**Work to be completed:**
Work out how many lines of the data hold the string "овальный", and reply with that number alone.

**Data supplied:**
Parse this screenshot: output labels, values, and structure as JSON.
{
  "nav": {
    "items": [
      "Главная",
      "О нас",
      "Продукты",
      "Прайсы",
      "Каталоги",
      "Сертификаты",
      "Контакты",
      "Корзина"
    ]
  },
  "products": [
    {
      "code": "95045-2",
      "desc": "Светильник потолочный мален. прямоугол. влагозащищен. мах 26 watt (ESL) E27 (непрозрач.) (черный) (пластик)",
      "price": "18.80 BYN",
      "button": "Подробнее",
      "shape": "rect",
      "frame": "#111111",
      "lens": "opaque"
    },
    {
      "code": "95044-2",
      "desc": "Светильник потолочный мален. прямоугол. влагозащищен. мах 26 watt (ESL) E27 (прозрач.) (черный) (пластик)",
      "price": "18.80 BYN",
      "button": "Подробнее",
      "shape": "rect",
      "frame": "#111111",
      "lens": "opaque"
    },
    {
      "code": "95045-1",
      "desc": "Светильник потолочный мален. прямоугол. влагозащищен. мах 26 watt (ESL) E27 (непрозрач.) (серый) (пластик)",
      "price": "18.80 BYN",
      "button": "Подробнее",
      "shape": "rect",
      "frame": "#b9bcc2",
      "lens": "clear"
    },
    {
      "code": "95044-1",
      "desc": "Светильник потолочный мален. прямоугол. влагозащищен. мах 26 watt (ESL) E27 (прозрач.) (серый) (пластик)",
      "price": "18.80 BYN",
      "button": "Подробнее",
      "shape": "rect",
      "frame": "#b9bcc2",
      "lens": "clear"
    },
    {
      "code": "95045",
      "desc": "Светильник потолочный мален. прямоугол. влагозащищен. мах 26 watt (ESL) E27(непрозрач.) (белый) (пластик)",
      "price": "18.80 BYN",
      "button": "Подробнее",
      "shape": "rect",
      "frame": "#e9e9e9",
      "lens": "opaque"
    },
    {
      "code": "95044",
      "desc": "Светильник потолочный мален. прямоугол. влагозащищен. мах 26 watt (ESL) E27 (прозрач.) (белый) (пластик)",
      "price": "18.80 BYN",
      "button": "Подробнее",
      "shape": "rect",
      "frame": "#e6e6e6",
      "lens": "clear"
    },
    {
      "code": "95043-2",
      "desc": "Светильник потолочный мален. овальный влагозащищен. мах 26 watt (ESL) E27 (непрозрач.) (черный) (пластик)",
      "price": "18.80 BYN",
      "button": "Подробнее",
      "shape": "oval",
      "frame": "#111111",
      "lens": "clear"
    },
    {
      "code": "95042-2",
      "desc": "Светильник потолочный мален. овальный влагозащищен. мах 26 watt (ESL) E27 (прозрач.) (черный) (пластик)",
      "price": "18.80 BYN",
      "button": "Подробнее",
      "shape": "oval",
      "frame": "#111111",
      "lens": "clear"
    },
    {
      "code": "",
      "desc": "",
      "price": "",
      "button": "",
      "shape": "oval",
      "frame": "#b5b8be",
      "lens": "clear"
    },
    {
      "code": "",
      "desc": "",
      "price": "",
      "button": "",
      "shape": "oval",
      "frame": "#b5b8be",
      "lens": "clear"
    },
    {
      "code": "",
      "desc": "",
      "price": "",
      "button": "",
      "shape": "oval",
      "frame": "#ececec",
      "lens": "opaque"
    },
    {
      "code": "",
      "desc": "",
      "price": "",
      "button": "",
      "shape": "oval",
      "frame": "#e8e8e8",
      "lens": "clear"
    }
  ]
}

**Answer to this task:**
2